### TEXT PROVIDED
======

Uses one ifentifier to see how it works ('cbbm')

In [None]:
test = pd.DataFrame(search_identifier('cbbm'))
test


## 3. Apply for all HGNCs
We have a table of HGNCs in [hgnc.tsv](data/hgnc.tsv). We'll apply `search_identifier` for each identifier, then remove all duplicated matches.

Load our dataset:

In [None]:
hgnc_df = pd.read_csv('data/hgnc.tsv', sep='\t')
hgnc_df.describe()

Define the function to build a data frame with all unique hits. It will take a long time to run, partly because we wait some seconds between ids.

In [None]:
def multiple_search(column, hgnc_df=hgnc_df):
    results_df = pd.DataFrame()
    total = len(hgnc_df[column])
    for i in tqdm(range(len(hgnc_df[column])), total=total, desc="Progress"):
        id = hgnc_df[column][i]
        print(f"\rProcessing {column}: {id} ({i} of {total}) ", end="", flush=True)

======

### WORK TO COMPLETE
According to the notebook excerpt, in which file is the table of HGNCs stored? The listing that comes next is taken from a different source than the notebook excerpt.

### Data entries
======

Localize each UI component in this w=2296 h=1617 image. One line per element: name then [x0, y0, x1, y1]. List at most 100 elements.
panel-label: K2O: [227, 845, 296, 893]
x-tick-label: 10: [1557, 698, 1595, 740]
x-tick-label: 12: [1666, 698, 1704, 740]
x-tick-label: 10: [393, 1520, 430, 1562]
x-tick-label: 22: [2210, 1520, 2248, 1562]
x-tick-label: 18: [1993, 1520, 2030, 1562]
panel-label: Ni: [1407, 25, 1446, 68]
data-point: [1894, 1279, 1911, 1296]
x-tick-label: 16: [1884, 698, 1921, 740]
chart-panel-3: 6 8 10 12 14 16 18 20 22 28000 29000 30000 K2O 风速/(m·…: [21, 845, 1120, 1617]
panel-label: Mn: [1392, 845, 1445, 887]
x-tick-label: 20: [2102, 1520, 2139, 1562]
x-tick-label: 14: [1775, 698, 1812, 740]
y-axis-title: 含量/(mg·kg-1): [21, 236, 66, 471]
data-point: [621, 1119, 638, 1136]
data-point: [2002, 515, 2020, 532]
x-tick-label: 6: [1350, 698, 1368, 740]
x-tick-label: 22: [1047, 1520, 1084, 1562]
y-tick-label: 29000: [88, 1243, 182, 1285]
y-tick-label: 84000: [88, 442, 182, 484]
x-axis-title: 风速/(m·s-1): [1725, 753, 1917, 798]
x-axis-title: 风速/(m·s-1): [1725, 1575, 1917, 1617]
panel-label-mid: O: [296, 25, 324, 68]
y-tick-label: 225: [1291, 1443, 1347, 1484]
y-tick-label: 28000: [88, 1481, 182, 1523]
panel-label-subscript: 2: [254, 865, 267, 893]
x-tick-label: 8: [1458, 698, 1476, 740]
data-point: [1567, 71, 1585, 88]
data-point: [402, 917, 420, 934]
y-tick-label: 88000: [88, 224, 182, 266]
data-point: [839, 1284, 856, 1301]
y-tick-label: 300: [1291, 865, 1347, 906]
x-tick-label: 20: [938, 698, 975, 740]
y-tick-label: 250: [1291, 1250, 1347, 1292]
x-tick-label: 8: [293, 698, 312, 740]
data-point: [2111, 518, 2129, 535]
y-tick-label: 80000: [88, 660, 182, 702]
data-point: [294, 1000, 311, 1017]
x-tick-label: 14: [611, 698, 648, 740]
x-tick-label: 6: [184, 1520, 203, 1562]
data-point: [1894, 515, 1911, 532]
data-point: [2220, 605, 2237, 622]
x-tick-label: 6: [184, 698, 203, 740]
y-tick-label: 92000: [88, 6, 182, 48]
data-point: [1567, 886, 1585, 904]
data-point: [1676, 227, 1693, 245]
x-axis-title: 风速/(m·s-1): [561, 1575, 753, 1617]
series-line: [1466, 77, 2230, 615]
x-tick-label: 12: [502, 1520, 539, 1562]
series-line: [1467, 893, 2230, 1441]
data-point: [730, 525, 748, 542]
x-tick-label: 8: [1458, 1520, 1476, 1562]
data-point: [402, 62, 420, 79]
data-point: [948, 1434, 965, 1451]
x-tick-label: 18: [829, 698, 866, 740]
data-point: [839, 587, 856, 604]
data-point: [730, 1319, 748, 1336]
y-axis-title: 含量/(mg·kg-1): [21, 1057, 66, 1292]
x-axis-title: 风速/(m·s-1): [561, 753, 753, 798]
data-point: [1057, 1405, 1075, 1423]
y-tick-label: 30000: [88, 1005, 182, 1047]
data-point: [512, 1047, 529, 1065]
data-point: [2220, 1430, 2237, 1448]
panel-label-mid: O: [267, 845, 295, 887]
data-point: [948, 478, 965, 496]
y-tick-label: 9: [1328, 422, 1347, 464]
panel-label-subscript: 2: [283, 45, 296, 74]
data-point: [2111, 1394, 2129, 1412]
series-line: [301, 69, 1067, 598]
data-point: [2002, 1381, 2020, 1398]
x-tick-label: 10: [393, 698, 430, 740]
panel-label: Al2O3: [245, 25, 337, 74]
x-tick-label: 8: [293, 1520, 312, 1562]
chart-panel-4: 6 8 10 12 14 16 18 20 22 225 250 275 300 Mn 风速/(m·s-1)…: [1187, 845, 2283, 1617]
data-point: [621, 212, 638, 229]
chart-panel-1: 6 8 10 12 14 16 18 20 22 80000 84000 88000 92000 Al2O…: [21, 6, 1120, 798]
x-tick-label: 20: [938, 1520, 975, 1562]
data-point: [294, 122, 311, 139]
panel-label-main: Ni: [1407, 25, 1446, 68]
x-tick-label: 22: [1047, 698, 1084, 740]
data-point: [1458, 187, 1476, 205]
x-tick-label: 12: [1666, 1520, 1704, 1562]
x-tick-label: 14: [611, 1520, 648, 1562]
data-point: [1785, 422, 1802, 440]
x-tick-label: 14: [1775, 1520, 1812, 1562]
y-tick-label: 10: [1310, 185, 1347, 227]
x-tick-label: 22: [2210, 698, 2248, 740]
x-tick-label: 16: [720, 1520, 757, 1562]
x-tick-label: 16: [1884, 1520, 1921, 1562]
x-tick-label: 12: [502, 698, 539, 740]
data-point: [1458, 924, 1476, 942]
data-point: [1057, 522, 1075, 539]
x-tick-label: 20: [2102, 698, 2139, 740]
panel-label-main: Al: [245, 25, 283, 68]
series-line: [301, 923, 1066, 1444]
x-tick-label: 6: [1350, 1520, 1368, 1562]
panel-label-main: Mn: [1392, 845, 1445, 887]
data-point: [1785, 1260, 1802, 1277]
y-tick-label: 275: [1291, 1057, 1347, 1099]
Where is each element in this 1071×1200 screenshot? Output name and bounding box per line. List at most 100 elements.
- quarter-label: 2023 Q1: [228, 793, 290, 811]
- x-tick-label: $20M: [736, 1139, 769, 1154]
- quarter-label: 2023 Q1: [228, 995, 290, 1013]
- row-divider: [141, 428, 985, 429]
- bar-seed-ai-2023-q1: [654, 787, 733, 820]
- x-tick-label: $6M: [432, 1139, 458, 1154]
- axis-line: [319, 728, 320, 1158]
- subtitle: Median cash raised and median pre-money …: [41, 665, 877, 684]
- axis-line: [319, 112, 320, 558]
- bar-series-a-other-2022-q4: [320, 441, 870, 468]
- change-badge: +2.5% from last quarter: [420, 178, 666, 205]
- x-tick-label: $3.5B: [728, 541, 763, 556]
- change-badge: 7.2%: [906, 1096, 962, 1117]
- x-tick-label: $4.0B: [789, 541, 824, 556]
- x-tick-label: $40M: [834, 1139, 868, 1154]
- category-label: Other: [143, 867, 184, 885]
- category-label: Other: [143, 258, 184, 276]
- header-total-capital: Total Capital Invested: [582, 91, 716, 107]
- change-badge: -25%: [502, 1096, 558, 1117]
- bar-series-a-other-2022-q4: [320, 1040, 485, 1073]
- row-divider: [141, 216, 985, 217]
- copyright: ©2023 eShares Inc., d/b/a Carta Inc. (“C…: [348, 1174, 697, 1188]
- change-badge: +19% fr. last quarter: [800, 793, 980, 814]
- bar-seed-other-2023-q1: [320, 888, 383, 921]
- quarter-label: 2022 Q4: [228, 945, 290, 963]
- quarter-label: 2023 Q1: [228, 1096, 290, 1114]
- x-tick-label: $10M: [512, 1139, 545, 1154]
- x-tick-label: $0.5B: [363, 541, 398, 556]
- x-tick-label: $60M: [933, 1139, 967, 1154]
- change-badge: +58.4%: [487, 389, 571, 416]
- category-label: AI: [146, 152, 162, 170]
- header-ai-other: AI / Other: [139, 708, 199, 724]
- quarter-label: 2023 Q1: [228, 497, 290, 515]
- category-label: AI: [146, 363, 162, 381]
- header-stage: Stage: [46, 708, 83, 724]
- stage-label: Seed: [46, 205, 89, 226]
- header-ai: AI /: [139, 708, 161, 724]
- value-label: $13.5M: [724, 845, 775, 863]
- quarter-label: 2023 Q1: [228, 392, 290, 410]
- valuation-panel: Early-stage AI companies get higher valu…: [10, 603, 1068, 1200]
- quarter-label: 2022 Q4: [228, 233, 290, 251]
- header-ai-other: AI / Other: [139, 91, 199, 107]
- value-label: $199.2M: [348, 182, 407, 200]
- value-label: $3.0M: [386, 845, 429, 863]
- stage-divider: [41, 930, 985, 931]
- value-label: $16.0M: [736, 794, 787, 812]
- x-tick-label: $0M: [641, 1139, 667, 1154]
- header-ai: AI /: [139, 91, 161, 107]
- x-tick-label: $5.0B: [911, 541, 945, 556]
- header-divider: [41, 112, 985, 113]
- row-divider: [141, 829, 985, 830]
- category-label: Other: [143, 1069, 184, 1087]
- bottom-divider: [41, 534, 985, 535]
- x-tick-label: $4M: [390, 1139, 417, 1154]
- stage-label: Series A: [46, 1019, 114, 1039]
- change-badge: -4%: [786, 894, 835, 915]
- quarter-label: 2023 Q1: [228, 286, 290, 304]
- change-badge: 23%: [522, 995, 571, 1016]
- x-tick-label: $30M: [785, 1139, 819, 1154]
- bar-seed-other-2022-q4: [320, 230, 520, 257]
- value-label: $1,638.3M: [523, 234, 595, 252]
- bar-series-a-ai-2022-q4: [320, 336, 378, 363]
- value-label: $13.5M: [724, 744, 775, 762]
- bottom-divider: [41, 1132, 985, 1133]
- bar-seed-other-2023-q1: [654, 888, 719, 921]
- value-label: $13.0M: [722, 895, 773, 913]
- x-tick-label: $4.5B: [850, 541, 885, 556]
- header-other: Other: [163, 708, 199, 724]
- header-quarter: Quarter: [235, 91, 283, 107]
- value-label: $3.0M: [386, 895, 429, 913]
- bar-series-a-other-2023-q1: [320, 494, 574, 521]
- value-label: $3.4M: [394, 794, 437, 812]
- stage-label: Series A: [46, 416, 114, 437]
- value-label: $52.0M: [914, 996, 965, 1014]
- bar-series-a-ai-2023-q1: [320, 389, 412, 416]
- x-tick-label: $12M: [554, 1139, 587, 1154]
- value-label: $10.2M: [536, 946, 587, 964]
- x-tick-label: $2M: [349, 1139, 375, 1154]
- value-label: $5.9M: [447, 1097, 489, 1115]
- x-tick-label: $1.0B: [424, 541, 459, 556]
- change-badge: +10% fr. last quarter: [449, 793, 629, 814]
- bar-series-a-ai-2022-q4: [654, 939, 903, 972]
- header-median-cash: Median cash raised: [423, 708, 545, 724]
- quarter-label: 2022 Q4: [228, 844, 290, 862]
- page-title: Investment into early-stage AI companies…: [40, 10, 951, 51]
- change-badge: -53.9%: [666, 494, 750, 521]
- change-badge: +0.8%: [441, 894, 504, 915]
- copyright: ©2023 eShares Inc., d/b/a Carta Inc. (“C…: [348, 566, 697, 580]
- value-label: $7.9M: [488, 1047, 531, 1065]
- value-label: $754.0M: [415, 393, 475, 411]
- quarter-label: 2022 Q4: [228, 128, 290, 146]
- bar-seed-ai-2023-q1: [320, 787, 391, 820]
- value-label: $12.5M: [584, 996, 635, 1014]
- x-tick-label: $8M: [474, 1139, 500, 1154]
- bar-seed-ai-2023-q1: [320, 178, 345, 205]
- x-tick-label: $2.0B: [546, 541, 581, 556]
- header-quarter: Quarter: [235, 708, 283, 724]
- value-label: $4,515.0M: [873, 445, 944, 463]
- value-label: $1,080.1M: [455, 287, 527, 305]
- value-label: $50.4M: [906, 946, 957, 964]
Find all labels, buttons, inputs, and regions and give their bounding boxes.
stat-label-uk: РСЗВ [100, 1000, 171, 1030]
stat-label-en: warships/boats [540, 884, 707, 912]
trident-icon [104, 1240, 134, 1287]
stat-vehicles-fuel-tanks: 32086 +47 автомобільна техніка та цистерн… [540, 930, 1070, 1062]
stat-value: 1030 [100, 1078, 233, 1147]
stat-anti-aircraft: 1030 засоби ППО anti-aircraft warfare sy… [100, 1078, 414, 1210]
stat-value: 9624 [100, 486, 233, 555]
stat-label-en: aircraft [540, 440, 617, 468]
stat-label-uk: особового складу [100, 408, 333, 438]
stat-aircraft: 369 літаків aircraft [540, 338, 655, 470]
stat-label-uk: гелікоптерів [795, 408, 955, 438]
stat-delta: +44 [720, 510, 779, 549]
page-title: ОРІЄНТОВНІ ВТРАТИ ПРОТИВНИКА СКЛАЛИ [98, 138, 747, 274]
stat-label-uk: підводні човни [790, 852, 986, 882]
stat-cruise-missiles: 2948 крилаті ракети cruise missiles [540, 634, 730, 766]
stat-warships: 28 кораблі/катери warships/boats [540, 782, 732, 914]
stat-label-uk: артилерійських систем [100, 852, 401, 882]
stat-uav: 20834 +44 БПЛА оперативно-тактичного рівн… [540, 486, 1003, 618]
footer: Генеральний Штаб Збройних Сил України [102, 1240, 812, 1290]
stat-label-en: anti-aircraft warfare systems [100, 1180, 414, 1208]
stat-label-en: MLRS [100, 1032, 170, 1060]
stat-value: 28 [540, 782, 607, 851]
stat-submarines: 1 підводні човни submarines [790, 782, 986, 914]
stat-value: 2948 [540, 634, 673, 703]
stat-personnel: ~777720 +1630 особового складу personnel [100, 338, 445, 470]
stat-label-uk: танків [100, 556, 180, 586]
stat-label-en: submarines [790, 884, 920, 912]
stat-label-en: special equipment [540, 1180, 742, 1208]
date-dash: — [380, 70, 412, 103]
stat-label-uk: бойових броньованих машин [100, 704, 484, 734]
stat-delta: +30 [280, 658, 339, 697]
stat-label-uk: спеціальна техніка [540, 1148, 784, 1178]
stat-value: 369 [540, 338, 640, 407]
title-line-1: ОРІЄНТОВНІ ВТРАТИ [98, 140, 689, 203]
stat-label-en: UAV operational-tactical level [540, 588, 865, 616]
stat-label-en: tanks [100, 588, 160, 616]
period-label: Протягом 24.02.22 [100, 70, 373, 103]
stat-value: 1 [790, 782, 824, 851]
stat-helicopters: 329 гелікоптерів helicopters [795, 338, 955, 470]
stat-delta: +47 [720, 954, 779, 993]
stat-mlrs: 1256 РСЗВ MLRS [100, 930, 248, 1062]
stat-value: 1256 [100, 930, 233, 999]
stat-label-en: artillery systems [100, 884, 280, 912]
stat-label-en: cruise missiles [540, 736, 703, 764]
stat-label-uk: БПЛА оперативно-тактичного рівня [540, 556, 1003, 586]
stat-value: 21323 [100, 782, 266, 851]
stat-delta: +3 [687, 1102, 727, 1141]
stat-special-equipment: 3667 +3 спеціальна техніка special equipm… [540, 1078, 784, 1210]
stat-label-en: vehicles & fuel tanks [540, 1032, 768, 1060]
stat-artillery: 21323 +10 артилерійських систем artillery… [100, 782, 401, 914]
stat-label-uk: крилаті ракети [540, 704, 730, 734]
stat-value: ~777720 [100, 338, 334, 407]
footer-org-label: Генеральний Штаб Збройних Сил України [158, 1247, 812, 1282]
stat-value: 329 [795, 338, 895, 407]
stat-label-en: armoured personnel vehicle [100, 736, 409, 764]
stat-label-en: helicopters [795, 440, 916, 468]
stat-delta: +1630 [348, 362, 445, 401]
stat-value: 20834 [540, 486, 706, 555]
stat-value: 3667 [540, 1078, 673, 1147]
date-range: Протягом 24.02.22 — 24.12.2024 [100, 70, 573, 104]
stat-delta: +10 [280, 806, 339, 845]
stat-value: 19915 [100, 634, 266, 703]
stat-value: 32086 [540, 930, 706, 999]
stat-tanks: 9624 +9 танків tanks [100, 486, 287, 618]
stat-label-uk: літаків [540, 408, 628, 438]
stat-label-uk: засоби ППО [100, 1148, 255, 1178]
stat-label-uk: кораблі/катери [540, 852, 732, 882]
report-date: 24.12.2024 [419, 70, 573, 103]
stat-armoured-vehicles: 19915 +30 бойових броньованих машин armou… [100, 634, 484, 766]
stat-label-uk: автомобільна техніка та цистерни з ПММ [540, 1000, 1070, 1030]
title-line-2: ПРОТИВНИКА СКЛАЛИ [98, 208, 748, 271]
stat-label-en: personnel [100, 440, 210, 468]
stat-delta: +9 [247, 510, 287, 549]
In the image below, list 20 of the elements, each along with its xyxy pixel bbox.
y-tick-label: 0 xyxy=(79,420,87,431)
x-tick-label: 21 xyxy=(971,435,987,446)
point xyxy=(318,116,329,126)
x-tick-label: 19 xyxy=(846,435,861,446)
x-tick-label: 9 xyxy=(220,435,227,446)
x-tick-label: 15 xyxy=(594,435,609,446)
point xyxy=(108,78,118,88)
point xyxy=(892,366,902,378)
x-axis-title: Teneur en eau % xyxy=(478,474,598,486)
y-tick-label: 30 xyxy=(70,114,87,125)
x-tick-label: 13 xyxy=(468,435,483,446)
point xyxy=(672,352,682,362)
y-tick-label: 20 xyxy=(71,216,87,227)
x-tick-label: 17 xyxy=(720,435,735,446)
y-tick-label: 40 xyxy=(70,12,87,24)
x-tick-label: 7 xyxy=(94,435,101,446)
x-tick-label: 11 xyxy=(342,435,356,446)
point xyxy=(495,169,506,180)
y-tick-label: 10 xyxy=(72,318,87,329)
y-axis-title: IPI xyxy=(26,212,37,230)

======

### RESPONSE
data/hgnc.tsv